● EXERCISE DESCRIPTION: The answer must be a single number: how many lines of the entries below include "Jagdish".

● Document page records:

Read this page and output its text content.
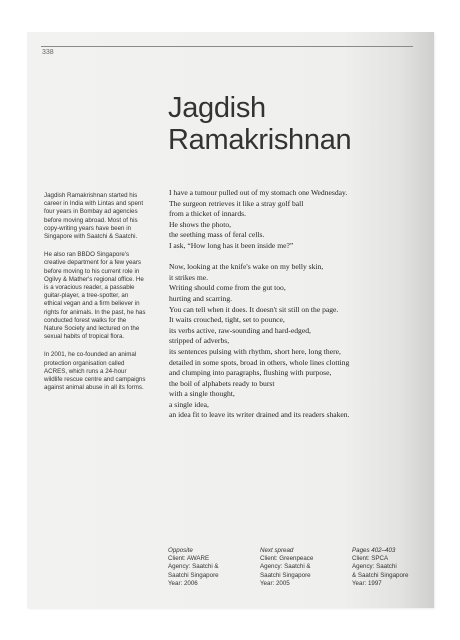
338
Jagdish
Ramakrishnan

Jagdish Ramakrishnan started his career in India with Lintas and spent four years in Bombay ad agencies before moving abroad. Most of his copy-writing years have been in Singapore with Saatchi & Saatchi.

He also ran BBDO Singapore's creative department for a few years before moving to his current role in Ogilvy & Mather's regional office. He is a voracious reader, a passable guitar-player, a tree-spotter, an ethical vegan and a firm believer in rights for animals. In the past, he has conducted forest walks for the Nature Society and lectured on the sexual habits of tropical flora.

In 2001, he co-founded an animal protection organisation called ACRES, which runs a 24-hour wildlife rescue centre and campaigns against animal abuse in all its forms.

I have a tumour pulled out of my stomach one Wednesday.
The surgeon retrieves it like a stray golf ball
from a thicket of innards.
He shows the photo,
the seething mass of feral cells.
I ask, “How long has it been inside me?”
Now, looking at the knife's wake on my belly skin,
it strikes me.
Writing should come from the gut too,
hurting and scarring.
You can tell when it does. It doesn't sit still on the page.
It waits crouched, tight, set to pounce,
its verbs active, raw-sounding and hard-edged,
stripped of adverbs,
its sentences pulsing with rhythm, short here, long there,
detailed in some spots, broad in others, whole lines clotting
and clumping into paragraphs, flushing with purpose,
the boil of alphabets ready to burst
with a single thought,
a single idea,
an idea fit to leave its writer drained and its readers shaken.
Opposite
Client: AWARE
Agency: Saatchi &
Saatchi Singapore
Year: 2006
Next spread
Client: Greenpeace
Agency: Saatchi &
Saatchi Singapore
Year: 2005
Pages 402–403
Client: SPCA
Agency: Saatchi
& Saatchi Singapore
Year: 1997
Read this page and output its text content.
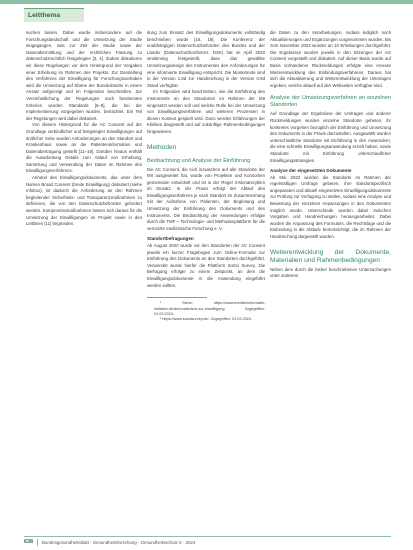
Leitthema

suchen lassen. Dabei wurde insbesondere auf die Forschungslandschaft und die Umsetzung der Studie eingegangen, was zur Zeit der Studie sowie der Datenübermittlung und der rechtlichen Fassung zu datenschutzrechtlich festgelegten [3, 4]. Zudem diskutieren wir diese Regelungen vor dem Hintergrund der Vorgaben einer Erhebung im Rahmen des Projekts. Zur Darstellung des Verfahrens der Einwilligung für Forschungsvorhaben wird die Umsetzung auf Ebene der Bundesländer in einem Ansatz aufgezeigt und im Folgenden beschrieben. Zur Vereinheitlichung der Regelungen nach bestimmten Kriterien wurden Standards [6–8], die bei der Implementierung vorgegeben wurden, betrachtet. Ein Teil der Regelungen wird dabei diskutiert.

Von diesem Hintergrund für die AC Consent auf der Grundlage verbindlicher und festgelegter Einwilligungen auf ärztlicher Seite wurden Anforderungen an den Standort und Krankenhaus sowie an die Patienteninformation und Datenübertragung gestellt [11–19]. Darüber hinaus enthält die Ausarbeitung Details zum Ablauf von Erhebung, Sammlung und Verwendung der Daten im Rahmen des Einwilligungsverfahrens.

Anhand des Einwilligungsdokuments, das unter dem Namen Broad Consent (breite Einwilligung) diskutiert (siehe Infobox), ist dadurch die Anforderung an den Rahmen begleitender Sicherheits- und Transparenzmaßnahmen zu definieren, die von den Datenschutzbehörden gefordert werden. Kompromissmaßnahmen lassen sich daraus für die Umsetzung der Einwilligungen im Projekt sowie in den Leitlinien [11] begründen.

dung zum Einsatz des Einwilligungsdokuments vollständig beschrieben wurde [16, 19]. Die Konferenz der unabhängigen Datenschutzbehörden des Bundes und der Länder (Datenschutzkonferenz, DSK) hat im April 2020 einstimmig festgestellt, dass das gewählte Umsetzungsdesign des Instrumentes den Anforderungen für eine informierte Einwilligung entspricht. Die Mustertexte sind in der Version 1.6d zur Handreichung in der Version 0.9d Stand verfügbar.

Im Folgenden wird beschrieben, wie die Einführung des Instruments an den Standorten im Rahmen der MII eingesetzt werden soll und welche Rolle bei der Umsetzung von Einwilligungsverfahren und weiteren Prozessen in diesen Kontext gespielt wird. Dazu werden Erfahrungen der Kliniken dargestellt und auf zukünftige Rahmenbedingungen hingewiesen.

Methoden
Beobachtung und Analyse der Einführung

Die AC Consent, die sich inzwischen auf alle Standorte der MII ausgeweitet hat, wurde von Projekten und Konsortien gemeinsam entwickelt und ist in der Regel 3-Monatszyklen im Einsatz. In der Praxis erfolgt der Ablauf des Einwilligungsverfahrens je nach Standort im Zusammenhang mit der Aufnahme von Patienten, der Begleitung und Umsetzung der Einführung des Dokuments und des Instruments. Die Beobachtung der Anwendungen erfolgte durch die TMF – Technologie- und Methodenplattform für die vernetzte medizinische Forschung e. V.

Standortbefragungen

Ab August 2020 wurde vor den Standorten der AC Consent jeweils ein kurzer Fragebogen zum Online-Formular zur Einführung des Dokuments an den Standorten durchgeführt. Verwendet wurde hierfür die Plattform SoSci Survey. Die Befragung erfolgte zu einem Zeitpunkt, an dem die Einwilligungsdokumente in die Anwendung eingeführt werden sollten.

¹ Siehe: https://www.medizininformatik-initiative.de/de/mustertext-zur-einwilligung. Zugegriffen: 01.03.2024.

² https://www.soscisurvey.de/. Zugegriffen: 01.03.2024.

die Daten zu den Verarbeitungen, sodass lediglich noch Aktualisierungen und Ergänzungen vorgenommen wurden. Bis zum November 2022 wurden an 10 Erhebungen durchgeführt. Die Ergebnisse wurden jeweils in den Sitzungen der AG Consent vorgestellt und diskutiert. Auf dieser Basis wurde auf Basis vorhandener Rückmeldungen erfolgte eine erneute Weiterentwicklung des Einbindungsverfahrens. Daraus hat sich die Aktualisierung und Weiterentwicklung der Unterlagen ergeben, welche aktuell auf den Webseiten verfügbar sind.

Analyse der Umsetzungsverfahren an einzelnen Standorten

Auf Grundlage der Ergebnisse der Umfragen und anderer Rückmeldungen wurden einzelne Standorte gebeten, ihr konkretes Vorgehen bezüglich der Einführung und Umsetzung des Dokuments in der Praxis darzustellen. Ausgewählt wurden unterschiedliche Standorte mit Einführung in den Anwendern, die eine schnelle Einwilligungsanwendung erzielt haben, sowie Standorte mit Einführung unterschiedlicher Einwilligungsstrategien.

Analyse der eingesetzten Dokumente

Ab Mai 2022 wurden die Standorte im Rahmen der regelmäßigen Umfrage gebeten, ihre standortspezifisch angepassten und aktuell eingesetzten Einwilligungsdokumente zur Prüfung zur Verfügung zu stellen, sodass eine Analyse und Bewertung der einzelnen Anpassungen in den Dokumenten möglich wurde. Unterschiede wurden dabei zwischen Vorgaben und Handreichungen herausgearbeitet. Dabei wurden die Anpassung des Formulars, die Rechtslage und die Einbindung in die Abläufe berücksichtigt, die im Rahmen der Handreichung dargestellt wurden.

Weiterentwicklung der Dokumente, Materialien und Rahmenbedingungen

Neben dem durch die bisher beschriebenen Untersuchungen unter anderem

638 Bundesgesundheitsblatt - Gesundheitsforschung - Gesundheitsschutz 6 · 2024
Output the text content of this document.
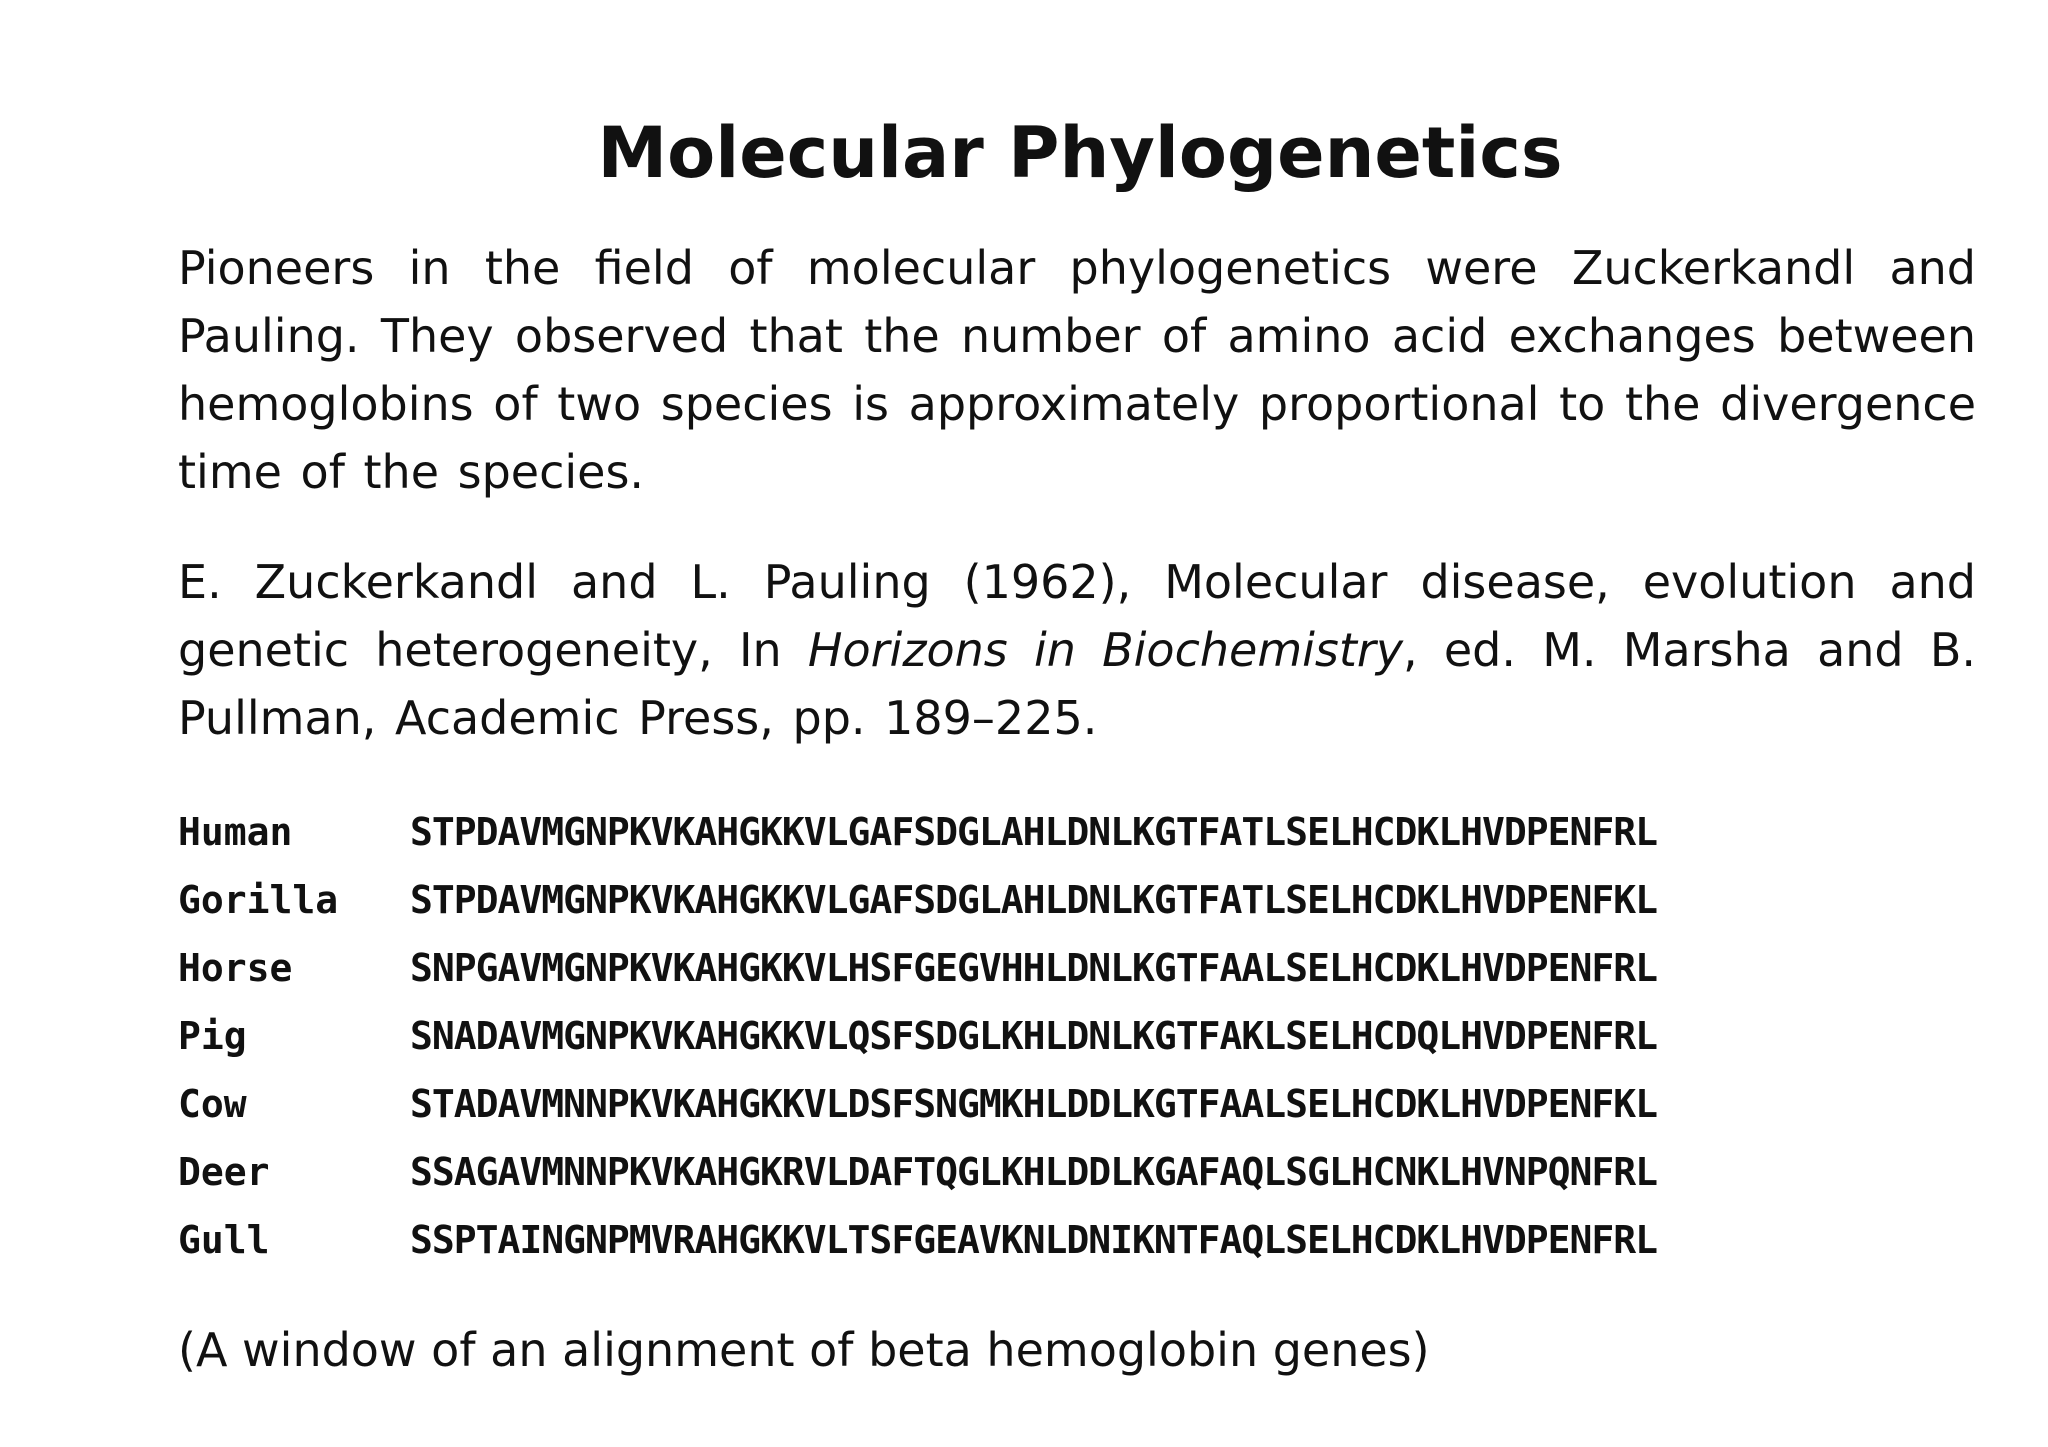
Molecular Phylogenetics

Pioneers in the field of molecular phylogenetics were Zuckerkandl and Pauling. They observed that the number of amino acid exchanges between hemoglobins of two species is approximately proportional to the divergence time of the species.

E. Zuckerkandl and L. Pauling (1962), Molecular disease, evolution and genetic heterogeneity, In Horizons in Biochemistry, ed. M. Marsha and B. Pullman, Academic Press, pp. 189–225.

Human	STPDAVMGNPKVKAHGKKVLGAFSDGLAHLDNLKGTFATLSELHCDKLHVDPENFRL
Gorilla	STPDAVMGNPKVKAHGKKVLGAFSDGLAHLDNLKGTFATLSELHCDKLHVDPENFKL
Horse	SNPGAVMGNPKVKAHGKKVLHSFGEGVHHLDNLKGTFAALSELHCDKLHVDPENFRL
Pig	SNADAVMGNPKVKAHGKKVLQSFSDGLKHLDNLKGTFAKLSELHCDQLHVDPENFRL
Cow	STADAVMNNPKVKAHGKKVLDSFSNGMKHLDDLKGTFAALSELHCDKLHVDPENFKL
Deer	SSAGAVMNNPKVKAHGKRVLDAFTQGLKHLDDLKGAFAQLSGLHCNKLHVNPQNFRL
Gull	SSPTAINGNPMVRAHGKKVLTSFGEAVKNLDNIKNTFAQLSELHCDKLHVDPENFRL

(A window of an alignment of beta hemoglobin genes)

● OUTPUT OF THE TASK: 2